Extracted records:
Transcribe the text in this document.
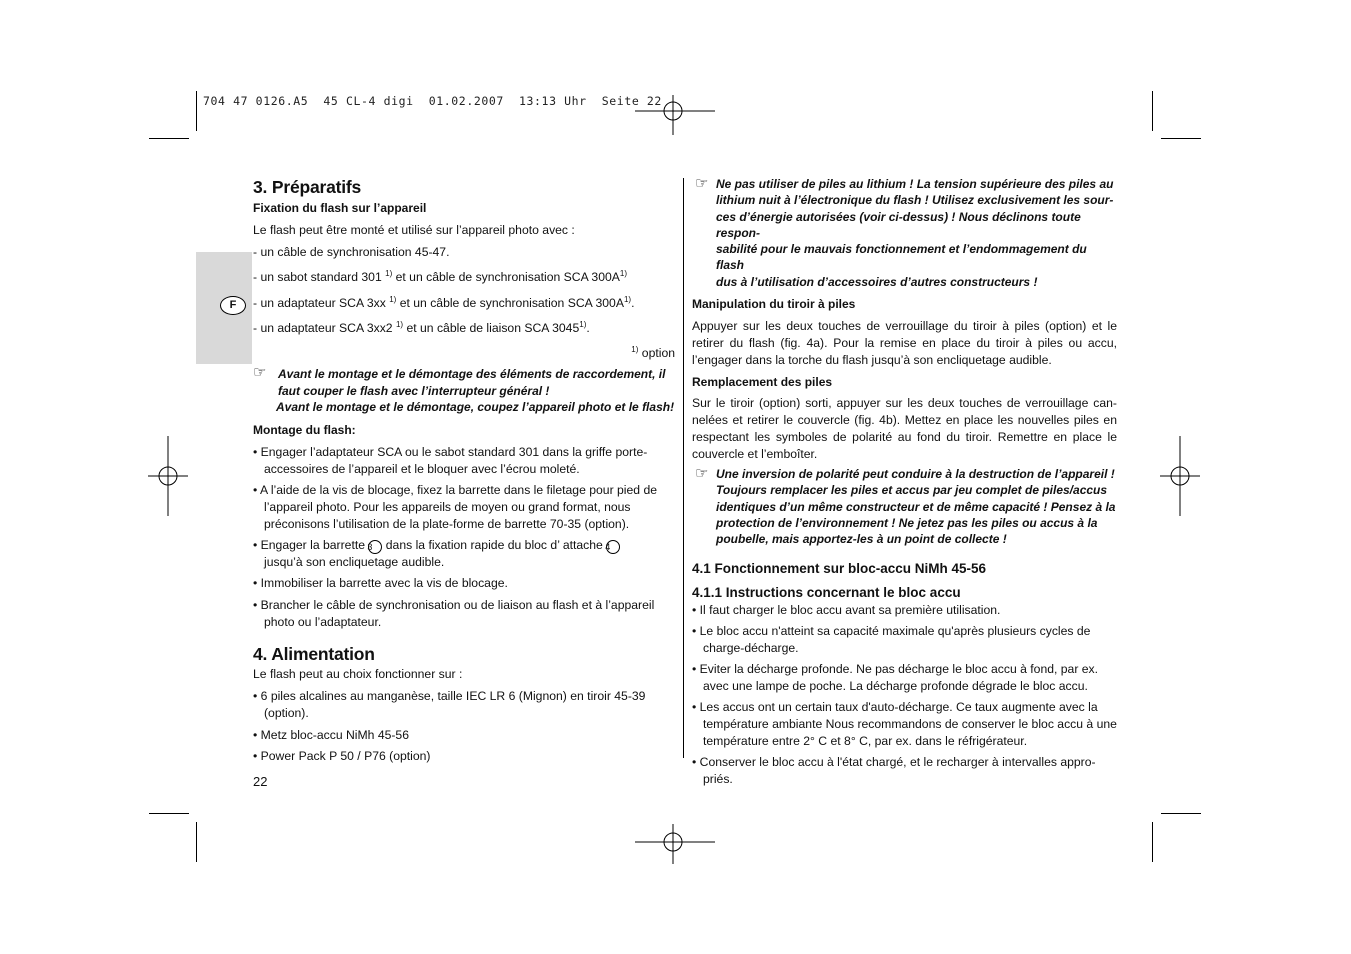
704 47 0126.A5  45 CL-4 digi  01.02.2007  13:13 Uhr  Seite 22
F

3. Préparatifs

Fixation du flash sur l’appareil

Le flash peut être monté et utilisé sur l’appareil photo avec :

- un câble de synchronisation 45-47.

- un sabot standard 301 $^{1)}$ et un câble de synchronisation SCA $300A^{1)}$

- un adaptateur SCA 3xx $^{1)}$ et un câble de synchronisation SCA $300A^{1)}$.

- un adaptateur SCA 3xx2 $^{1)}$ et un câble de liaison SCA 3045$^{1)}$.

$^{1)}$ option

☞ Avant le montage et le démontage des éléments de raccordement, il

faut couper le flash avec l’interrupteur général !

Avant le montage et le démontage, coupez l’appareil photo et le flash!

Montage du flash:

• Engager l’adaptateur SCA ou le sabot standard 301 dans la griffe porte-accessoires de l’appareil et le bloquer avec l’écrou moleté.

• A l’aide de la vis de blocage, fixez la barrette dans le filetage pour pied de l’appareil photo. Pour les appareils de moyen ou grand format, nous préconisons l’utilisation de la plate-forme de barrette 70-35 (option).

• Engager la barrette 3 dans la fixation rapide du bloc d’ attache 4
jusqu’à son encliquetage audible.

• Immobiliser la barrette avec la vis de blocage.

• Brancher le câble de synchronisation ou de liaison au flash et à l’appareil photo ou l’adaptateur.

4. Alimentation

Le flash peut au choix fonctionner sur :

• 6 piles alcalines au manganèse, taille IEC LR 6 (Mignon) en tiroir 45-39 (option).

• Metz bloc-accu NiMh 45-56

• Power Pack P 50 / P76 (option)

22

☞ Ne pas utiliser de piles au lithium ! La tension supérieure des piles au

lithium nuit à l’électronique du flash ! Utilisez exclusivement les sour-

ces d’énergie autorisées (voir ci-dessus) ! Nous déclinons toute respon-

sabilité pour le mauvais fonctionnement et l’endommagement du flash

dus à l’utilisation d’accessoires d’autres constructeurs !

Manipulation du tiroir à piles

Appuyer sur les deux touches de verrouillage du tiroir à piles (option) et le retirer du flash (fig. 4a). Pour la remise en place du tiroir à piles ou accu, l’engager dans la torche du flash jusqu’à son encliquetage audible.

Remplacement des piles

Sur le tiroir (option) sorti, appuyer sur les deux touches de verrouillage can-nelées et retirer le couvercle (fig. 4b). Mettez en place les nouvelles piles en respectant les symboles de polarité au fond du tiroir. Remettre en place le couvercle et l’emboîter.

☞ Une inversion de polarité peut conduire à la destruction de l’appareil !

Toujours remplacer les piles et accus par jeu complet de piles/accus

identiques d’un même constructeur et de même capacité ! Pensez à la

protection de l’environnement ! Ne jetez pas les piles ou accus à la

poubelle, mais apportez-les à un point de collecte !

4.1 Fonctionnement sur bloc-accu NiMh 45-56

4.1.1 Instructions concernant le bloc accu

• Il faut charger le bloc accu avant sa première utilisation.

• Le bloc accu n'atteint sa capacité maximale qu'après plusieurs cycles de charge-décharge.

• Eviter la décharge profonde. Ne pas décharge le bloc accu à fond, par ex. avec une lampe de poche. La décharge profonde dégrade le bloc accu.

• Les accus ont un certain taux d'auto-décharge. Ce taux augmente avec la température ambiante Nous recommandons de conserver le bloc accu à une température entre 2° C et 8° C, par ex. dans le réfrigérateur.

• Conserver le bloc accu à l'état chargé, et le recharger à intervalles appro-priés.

* * *

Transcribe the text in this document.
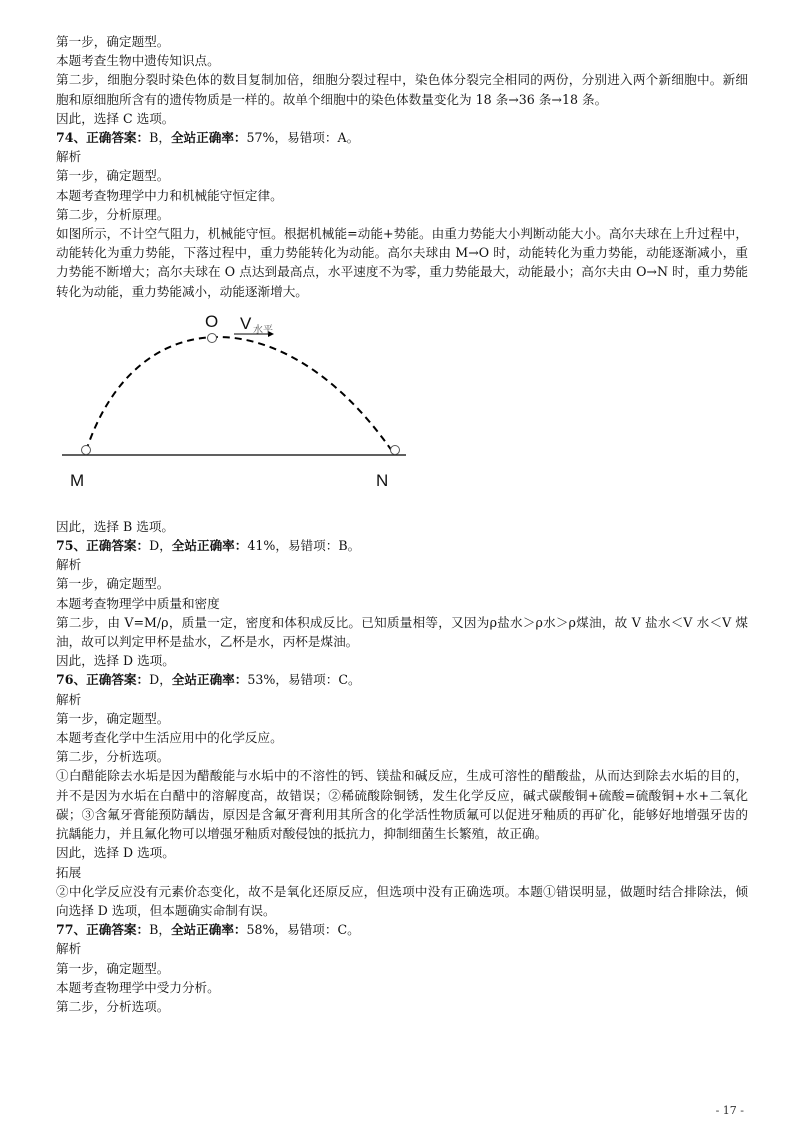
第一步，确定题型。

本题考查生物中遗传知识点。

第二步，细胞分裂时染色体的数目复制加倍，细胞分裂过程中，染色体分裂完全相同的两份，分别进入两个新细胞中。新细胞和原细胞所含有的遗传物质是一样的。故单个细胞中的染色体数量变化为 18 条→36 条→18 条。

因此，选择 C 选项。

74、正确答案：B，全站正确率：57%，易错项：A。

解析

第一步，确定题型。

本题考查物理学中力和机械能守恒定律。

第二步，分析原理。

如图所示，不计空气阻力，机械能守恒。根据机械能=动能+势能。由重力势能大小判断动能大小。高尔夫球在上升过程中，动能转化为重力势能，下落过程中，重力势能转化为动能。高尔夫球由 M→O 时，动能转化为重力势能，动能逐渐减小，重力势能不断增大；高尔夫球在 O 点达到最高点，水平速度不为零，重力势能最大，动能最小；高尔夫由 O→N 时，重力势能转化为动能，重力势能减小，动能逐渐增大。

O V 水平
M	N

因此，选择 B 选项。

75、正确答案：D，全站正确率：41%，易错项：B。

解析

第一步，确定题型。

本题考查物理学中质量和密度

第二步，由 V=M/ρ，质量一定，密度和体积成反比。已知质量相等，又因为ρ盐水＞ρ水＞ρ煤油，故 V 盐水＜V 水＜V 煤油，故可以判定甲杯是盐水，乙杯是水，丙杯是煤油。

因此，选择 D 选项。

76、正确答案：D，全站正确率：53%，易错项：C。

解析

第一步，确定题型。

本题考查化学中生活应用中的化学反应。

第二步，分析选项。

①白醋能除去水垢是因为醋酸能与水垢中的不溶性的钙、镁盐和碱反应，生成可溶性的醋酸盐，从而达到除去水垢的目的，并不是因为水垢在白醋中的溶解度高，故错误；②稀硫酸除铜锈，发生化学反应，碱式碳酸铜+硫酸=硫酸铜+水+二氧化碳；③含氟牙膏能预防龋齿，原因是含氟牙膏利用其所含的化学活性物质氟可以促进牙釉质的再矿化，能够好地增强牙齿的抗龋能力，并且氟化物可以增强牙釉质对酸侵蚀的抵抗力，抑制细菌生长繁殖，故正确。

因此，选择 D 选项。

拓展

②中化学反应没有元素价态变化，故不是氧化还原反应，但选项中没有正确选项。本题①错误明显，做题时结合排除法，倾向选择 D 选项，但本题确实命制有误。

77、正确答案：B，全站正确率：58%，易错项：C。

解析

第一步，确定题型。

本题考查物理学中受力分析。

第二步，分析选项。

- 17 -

**Written task**:
In the entries above, find each line with the word "standard" and copy it.

**Result of the exercise**:
- un sabot standard 301 $^{1)}$ et un câble de synchronisation SCA $300A^{1)}$
• Engager l’adaptateur SCA ou le sabot standard 301 dans la griffe porte-accessoires de l’appareil et le bloquer avec l’écrou moleté.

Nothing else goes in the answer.